EXERCISES:
[1] Answer these questions about the router neighbor states excerpt:
(a) On broadcast and non-broadcast multiaccess networks, which neighbors does a router become full with?
(b) What packet received from a neighbor in the init state also causes a transition to the 2-way state?
(c) In the Exstart state, which router becomes the master?
[2] Carry on the router neighbor states excerpt from the point where it stops.

PAGE EXCERPT:
This state specifies that the router has received a hello packet from its neighbor, but the receiving router's ID was not included in the hello packet. When a router receives a hello packet from a neighbor, it should list the sender's router ID in its hello packet as an acknowledgment that it received a valid hello packet.

2-Way

This state designates that bi-directional communication has been established between two routers. Bi-directional means that each router has seen the other's hello packet. This state is attained when the router receiving the hello packet sees its own Router ID within the received hello packet's neighbor field. At this state, a router decides whether to become adjacent with this neighbor. On broadcast media and non-broadcast multiaccess networks, a router becomes full only with the designated router (DR) and the backup designated router (BDR); it stays in the 2-way state with all other neighbors. On Point-to-point and Point-to-multipoint networks, a router becomes full with all connected routers.

At the end of this stage, the DR and BDR for broadcast and non-broadcast multiacess networks are elected. For more information on the DR election process, refer to DR Election.

Note: Receiving a Database Descriptor (DBD) packet from a neighbor in the init state will also a cause a transition to 2-way state.

Exstart

Once the DR and BDR are elected, the actual process of exchanging link state information can start between the routers and their DR and BDR.

In this state, the routers and their DR and BDR establish a master-slave relationship and choose the initial sequence number for adjacency formation. The router with the higher router ID becomes the master and starts the exchange, and as such, is the only router that can increment the sequence number. Note that one would logically conclude that the DR/BDR with the highest router ID will become the master during this process of master-slave relation. Remember that the DR/BDR election might be purely by virtue of a higher priority configured on the router instead of highest router ID. Thus, it is possible that a DR plays the role of slave. And also note that master/slave election is on a per-neighbor basis.

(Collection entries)

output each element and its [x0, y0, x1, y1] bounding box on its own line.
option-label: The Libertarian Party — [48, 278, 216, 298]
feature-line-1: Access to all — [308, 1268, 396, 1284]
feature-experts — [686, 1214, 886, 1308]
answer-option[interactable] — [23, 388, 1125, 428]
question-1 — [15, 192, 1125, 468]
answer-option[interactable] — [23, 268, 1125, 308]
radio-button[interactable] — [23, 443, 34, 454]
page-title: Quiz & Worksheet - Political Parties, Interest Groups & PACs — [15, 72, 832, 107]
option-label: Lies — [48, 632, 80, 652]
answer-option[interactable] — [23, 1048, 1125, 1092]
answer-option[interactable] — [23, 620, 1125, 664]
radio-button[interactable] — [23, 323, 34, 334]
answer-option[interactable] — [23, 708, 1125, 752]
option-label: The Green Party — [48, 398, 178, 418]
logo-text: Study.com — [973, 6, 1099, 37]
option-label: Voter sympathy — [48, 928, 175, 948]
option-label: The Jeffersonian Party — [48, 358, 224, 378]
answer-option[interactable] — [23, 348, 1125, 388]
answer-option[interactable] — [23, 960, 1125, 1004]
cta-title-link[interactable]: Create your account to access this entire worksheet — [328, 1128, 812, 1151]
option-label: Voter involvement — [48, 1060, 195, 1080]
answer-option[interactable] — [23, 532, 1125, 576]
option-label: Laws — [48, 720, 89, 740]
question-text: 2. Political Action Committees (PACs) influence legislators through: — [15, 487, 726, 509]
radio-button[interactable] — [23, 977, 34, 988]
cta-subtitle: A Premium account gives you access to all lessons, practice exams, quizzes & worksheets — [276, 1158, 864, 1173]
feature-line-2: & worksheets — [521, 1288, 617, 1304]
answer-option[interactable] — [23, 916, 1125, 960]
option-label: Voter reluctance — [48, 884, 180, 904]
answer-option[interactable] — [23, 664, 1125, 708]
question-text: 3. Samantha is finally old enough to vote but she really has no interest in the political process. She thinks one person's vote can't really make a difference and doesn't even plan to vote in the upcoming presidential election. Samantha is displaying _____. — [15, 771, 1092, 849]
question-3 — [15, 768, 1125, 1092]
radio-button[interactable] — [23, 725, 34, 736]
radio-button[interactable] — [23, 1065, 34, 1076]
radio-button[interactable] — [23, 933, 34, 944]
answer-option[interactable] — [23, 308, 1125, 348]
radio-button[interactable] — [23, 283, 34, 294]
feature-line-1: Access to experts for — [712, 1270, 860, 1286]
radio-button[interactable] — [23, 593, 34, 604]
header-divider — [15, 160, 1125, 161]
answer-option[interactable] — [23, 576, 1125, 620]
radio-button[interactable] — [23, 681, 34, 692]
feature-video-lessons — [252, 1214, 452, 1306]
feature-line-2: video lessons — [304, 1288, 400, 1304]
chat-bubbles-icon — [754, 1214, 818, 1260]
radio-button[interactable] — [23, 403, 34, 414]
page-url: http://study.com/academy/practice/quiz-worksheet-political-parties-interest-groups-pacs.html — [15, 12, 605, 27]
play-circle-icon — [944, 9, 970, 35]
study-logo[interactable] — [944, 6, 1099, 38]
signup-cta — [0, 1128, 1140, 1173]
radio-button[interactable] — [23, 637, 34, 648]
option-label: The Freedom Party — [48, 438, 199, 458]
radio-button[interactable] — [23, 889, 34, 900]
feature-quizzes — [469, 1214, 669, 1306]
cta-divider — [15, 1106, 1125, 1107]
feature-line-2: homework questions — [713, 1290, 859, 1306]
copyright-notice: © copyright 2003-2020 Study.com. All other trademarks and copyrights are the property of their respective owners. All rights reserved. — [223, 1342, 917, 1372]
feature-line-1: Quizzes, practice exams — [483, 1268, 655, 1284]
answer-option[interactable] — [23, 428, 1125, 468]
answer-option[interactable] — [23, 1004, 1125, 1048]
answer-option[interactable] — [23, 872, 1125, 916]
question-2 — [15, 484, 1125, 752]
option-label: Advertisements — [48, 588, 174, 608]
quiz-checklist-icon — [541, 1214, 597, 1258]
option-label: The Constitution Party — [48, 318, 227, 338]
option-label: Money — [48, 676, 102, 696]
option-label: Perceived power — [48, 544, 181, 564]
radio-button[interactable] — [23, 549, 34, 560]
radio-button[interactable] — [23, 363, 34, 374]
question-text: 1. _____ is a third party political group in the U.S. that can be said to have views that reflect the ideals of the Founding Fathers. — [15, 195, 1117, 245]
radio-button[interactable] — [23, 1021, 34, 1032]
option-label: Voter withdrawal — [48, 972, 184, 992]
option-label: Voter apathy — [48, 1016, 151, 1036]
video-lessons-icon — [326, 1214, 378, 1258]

RESPONSES:
[1]
(a) Only the designated router (DR) and the backup designated router (BDR).
(b) A Database Descriptor (DBD) packet.
(c) The router with the higher router ID.

[2]
Exchange

In the exchange state, OSPF routers exchange database descriptor (DBD) packets. Database descriptors contain link-state advertisement (LSA) headers only and describe the contents of the entire link-state database. Each DBD packet has a sequence number which can be incremented only by master which is explicitly acknowledged by slave. Routers also send link-state request packets and link-state update packets (which contain the entire LSA) in this state. The contents of the DBD received are compared to the information contained in the routers link-state database to check if new or more current link-state information is available with the neighbor.

Loading

In this state, the actual exchange of link state information occurs. Based on the information provided by the DBDs, routers send link-state request packets. The neighbor then provides the requested link-state information in link-state update packets. During the adjacency, if a router receives an outdated or missing LSA, it requests that LSA by sending a link-state request packet. All link-state update packets are acknowledged.

Full

In this state, routers are fully adjacent with each other. All the router and network LSAs are exchanged and the routers' databases are fully synchronized.

Full is the normal state for an OSPF router. If a router is stuck in another state, it's an indication that there are problems in forming adjacencies. The only exception to this is the 2-way state, which is normal in a broadcast network. Routers achieve the full state with their DR and BDR only. Neighbors always see each other as 2-way.

[hemp_republic]

nice.. nice.. thanks mga masters.. followers lang ko ninyo.. LOL..

[netcommando]

@coolnezz;

how you may differentiate routing protocols and routed protocols?

[coolnezz]

@coolnezz;

how you may differentiate routing protocols and routed protocols?

Routing Protocols are RIP, OSPF, EIGRP, BGP, these are the protocols that are doing the routing, used for communication between routers to update routing tables.

Routed Protocols are Internet Protocol (IP) and Internetwork Packet Exchange (IPX), the protocols that are being routed.